> Task to carry out
Identify every line containing the word "الله" and reproduce each one.

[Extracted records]

[start]

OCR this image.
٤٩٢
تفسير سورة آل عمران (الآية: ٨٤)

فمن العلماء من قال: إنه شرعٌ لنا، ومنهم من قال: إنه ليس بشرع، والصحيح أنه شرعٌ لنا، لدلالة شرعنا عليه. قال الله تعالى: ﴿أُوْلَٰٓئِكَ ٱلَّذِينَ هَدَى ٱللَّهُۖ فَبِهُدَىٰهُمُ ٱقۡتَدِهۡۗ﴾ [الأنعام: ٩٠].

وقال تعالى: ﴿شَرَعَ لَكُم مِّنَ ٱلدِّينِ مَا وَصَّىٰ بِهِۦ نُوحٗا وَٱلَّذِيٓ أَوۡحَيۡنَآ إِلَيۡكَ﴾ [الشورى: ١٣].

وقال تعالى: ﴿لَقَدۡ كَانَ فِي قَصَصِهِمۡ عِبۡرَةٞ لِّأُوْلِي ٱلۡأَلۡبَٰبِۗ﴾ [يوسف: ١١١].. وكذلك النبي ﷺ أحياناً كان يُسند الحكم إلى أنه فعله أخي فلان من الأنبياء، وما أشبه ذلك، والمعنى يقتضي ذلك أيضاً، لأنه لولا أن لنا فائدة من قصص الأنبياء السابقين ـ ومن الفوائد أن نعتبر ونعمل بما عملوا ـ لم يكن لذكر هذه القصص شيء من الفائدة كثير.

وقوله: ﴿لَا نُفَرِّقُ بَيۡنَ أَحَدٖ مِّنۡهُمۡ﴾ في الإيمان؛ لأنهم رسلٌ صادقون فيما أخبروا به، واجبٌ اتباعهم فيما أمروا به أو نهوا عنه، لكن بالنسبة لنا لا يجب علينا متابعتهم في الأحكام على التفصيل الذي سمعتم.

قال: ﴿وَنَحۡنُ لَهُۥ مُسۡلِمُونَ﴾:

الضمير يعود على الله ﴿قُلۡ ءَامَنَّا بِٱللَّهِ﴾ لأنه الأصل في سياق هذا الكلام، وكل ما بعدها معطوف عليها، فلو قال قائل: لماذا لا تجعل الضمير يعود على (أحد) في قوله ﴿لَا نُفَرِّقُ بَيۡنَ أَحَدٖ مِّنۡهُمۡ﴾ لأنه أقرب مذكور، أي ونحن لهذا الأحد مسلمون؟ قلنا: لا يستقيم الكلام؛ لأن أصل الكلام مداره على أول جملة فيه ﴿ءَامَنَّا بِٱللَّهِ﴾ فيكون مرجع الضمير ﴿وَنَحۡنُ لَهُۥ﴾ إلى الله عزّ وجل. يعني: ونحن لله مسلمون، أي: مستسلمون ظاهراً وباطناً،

[end]

> Answer to the exercise
فمن العلماء من قال: إنه شرعٌ لنا، ومنهم من قال: إنه ليس بشرع، والصحيح أنه شرعٌ لنا، لدلالة شرعنا عليه. قال الله تعالى: ﴿أُوْلَٰٓئِكَ ٱلَّذِينَ هَدَى ٱللَّهُۖ فَبِهُدَىٰهُمُ ٱقۡتَدِهۡۗ﴾ [الأنعام: ٩٠].
الضمير يعود على الله ﴿قُلۡ ءَامَنَّا بِٱللَّهِ﴾ لأنه الأصل في سياق هذا الكلام، وكل ما بعدها معطوف عليها، فلو قال قائل: لماذا لا تجعل الضمير يعود على (أحد) في قوله ﴿لَا نُفَرِّقُ بَيۡنَ أَحَدٖ مِّنۡهُمۡ﴾ لأنه أقرب مذكور، أي ونحن لهذا الأحد مسلمون؟ قلنا: لا يستقيم الكلام؛ لأن أصل الكلام مداره على أول جملة فيه ﴿ءَامَنَّا بِٱللَّهِ﴾ فيكون مرجع الضمير ﴿وَنَحۡنُ لَهُۥ﴾ إلى الله عزّ وجل. يعني: ونحن لله مسلمون، أي: مستسلمون ظاهراً وباطناً،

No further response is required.